What you have to do:
Copy every line of the data exactly, leaving nothing out.

Figure dataset records:
+ + + + + + +

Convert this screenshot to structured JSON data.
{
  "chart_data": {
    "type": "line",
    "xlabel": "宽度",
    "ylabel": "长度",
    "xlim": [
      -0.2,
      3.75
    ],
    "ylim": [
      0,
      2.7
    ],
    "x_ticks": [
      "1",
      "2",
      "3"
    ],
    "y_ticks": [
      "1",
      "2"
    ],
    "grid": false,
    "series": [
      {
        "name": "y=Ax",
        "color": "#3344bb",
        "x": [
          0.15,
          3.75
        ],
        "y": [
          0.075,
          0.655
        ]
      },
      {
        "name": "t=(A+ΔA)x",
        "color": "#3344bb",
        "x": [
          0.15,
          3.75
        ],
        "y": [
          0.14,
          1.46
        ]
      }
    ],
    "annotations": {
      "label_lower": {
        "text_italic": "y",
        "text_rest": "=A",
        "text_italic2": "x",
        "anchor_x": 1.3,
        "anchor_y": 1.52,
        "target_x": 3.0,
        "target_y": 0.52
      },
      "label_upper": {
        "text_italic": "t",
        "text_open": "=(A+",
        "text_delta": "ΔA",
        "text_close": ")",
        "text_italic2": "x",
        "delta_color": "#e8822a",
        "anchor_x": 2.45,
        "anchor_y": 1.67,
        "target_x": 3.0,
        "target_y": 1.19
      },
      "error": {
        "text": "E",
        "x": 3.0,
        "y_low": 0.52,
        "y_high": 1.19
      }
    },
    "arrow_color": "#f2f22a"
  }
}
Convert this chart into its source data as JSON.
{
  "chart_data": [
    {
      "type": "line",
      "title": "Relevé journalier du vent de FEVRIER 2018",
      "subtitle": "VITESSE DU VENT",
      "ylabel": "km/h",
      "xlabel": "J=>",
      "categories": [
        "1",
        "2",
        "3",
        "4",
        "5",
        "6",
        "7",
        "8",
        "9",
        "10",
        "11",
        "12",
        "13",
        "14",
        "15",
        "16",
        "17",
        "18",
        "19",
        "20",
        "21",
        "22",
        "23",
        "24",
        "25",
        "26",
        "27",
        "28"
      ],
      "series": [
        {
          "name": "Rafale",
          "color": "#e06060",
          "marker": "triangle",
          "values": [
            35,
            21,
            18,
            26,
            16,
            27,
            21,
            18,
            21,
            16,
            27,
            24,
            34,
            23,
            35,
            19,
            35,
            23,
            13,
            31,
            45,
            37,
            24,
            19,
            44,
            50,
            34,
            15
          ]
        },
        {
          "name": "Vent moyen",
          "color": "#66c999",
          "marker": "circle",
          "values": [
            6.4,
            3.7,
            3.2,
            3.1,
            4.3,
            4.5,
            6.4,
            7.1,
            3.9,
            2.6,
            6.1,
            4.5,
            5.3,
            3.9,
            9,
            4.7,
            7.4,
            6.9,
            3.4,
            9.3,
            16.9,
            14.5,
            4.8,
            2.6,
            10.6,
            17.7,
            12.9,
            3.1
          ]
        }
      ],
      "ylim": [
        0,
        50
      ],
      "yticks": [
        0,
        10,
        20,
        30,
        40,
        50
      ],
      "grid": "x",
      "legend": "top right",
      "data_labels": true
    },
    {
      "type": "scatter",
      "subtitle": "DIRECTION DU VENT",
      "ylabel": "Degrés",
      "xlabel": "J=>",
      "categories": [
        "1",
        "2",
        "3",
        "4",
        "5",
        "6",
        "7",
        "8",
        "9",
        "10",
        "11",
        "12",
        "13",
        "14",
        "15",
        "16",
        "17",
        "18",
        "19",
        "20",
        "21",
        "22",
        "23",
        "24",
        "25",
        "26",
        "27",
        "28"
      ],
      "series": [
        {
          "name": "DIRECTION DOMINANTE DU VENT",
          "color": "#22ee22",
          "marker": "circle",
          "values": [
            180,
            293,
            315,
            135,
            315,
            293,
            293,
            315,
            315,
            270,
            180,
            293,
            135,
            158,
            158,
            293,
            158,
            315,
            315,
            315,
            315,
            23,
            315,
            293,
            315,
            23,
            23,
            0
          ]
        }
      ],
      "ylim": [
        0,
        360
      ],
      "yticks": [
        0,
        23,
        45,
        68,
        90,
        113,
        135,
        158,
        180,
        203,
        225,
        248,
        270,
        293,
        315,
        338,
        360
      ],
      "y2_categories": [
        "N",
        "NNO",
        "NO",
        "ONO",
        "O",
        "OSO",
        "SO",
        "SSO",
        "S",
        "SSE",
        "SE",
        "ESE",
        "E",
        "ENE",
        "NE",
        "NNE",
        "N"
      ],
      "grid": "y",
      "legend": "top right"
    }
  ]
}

+ + + + + + +

Exercise result:
Convert this screenshot to structured JSON data.
{
  "chart_data": {
    "type": "line",
    "xlabel": "宽度",
    "ylabel": "长度",
    "xlim": [
      -0.2,
      3.75
    ],
    "ylim": [
      0,
      2.7
    ],
    "x_ticks": [
      "1",
      "2",
      "3"
    ],
    "y_ticks": [
      "1",
      "2"
    ],
    "grid": false,
    "series": [
      {
        "name": "y=Ax",
        "color": "#3344bb",
        "x": [
          0.15,
          3.75
        ],
        "y": [
          0.075,
          0.655
        ]
      },
      {
        "name": "t=(A+ΔA)x",
        "color": "#3344bb",
        "x": [
          0.15,
          3.75
        ],
        "y": [
          0.14,
          1.46
        ]
      }
    ],
    "annotations": {
      "label_lower": {
        "text_italic": "y",
        "text_rest": "=A",
        "text_italic2": "x",
        "anchor_x": 1.3,
        "anchor_y": 1.52,
        "target_x": 3.0,
        "target_y": 0.52
      },
      "label_upper": {
        "text_italic": "t",
        "text_open": "=(A+",
        "text_delta": "ΔA",
        "text_close": ")",
        "text_italic2": "x",
        "delta_color": "#e8822a",
        "anchor_x": 2.45,
        "anchor_y": 1.67,
        "target_x": 3.0,
        "target_y": 1.19
      },
      "error": {
        "text": "E",
        "x": 3.0,
        "y_low": 0.52,
        "y_high": 1.19
      }
    },
    "arrow_color": "#f2f22a"
  }
}
Convert this chart into its source data as JSON.
{
  "chart_data": [
    {
      "type": "line",
      "title": "Relevé journalier du vent de FEVRIER 2018",
      "subtitle": "VITESSE DU VENT",
      "ylabel": "km/h",
      "xlabel": "J=>",
      "categories": [
        "1",
        "2",
        "3",
        "4",
        "5",
        "6",
        "7",
        "8",
        "9",
        "10",
        "11",
        "12",
        "13",
        "14",
        "15",
        "16",
        "17",
        "18",
        "19",
        "20",
        "21",
        "22",
        "23",
        "24",
        "25",
        "26",
        "27",
        "28"
      ],
      "series": [
        {
          "name": "Rafale",
          "color": "#e06060",
          "marker": "triangle",
          "values": [
            35,
            21,
            18,
            26,
            16,
            27,
            21,
            18,
            21,
            16,
            27,
            24,
            34,
            23,
            35,
            19,
            35,
            23,
            13,
            31,
            45,
            37,
            24,
            19,
            44,
            50,
            34,
            15
          ]
        },
        {
          "name": "Vent moyen",
          "color": "#66c999",
          "marker": "circle",
          "values": [
            6.4,
            3.7,
            3.2,
            3.1,
            4.3,
            4.5,
            6.4,
            7.1,
            3.9,
            2.6,
            6.1,
            4.5,
            5.3,
            3.9,
            9,
            4.7,
            7.4,
            6.9,
            3.4,
            9.3,
            16.9,
            14.5,
            4.8,
            2.6,
            10.6,
            17.7,
            12.9,
            3.1
          ]
        }
      ],
      "ylim": [
        0,
        50
      ],
      "yticks": [
        0,
        10,
        20,
        30,
        40,
        50
      ],
      "grid": "x",
      "legend": "top right",
      "data_labels": true
    },
    {
      "type": "scatter",
      "subtitle": "DIRECTION DU VENT",
      "ylabel": "Degrés",
      "xlabel": "J=>",
      "categories": [
        "1",
        "2",
        "3",
        "4",
        "5",
        "6",
        "7",
        "8",
        "9",
        "10",
        "11",
        "12",
        "13",
        "14",
        "15",
        "16",
        "17",
        "18",
        "19",
        "20",
        "21",
        "22",
        "23",
        "24",
        "25",
        "26",
        "27",
        "28"
      ],
      "series": [
        {
          "name": "DIRECTION DOMINANTE DU VENT",
          "color": "#22ee22",
          "marker": "circle",
          "values": [
            180,
            293,
            315,
            135,
            315,
            293,
            293,
            315,
            315,
            270,
            180,
            293,
            135,
            158,
            158,
            293,
            158,
            315,
            315,
            315,
            315,
            23,
            315,
            293,
            315,
            23,
            23,
            0
          ]
        }
      ],
      "ylim": [
        0,
        360
      ],
      "yticks": [
        0,
        23,
        45,
        68,
        90,
        113,
        135,
        158,
        180,
        203,
        225,
        248,
        270,
        293,
        315,
        338,
        360
      ],
      "y2_categories": [
        "N",
        "NNO",
        "NO",
        "ONO",
        "O",
        "OSO",
        "SO",
        "SSO",
        "S",
        "SSE",
        "SE",
        "ESE",
        "E",
        "ENE",
        "NE",
        "NNE",
        "N"
      ],
      "grid": "y",
      "legend": "top right"
    }
  ]
}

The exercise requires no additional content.